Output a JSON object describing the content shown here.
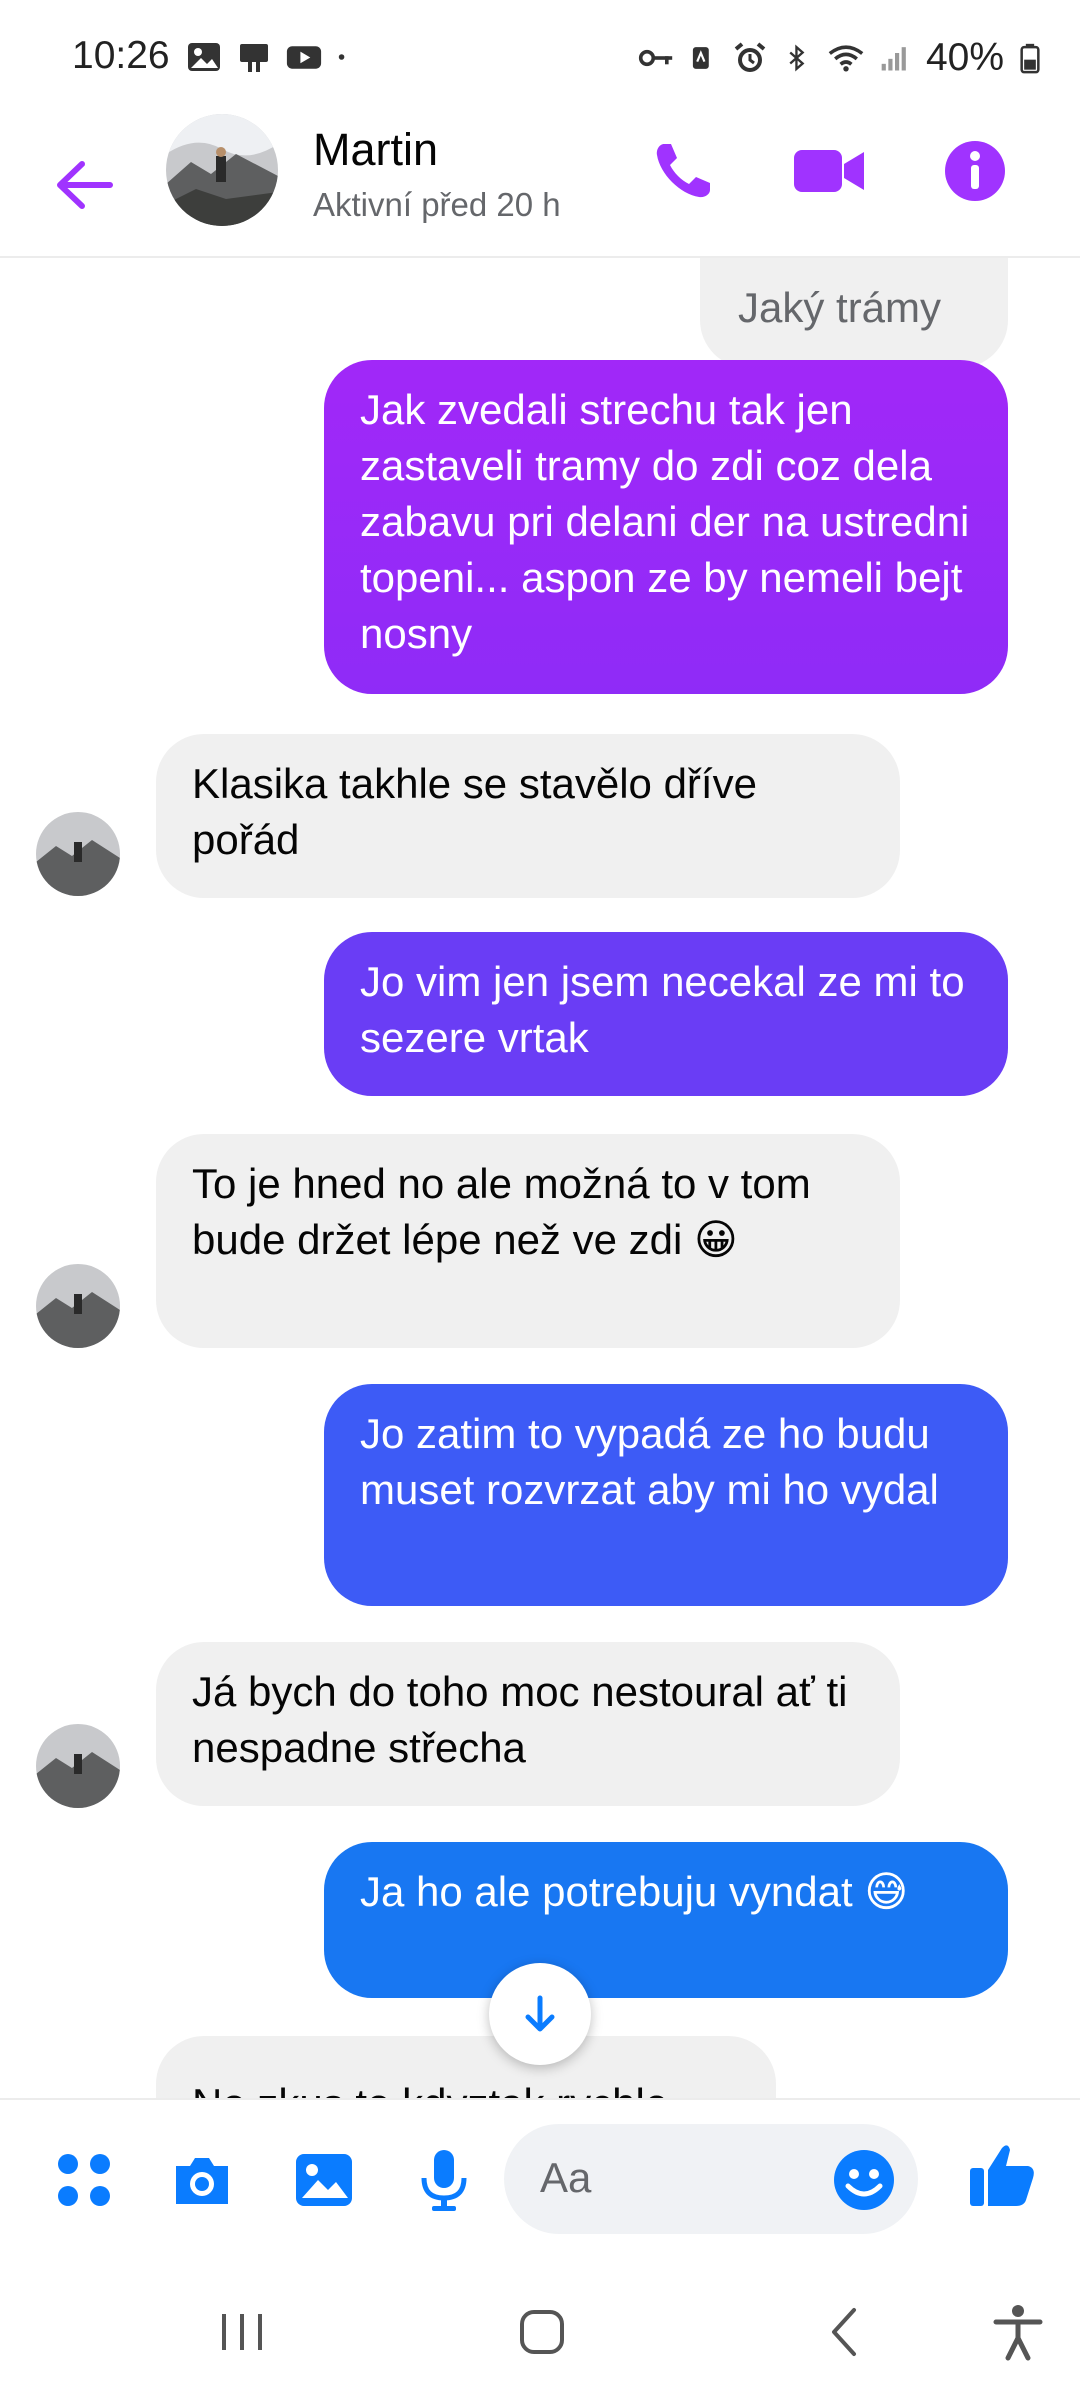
{
  "status_bar": {
    "time": "10:26",
    "battery_pct": "40%",
    "left_icons": [
      "gallery-icon",
      "cast-icon",
      "youtube-icon",
      "dot-icon"
    ],
    "right_icons": [
      "key-icon",
      "nfc-icon",
      "alarm-icon",
      "bluetooth-icon",
      "wifi-icon",
      "signal-icon",
      "battery-icon"
    ]
  },
  "header": {
    "contact_name": "Martin",
    "contact_status": "Aktivní před 20 h",
    "accent": "#a033ff"
  },
  "messages": [
    {
      "dir": "in",
      "text": "Jaký trámy"
    },
    {
      "dir": "out",
      "text": "Jak zvedali strechu tak jen zastaveli tramy do zdi coz dela zabavu pri delani der na ustredni topeni... aspon ze by nemeli bejt nosny",
      "color": "#9a1cf5"
    },
    {
      "dir": "in",
      "text": "Klasika takhle se stavělo dříve pořád"
    },
    {
      "dir": "out",
      "text": "Jo vim jen jsem necekal ze mi to sezere vrtak",
      "color": "#6a3df5"
    },
    {
      "dir": "in",
      "text": "To je hned no ale možná to v tom bude držet lépe než ve zdi 😀"
    },
    {
      "dir": "out",
      "text": "Jo zatim to vypadá ze ho budu muset rozvrzat aby mi ho vydal",
      "color": "#3d5bf6"
    },
    {
      "dir": "in",
      "text": "Já bych do toho moc nestoural ať ti nespadne střecha"
    },
    {
      "dir": "out",
      "text": "Ja ho ale potrebuju vyndat 😅",
      "color": "#1877f2"
    },
    {
      "dir": "in",
      "text": "No zkus to kdyztak rychle"
    }
  ],
  "composer": {
    "placeholder": "Aa",
    "accent": "#0a7cff"
  }
}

● ● ●

What is expected: Print each record exactly as it stands, leaving the images out.

Exercise output:
Output a JSON object describing the content shown here.
{
  "status_bar": {
    "time": "10:26",
    "battery_pct": "40%",
    "left_icons": [
      "gallery-icon",
      "cast-icon",
      "youtube-icon",
      "dot-icon"
    ],
    "right_icons": [
      "key-icon",
      "nfc-icon",
      "alarm-icon",
      "bluetooth-icon",
      "wifi-icon",
      "signal-icon",
      "battery-icon"
    ]
  },
  "header": {
    "contact_name": "Martin",
    "contact_status": "Aktivní před 20 h",
    "accent": "#a033ff"
  },
  "messages": [
    {
      "dir": "in",
      "text": "Jaký trámy"
    },
    {
      "dir": "out",
      "text": "Jak zvedali strechu tak jen zastaveli tramy do zdi coz dela zabavu pri delani der na ustredni topeni... aspon ze by nemeli bejt nosny",
      "color": "#9a1cf5"
    },
    {
      "dir": "in",
      "text": "Klasika takhle se stavělo dříve pořád"
    },
    {
      "dir": "out",
      "text": "Jo vim jen jsem necekal ze mi to sezere vrtak",
      "color": "#6a3df5"
    },
    {
      "dir": "in",
      "text": "To je hned no ale možná to v tom bude držet lépe než ve zdi 😀"
    },
    {
      "dir": "out",
      "text": "Jo zatim to vypadá ze ho budu muset rozvrzat aby mi ho vydal",
      "color": "#3d5bf6"
    },
    {
      "dir": "in",
      "text": "Já bych do toho moc nestoural ať ti nespadne střecha"
    },
    {
      "dir": "out",
      "text": "Ja ho ale potrebuju vyndat 😅",
      "color": "#1877f2"
    },
    {
      "dir": "in",
      "text": "No zkus to kdyztak rychle"
    }
  ],
  "composer": {
    "placeholder": "Aa",
    "accent": "#0a7cff"
  }
}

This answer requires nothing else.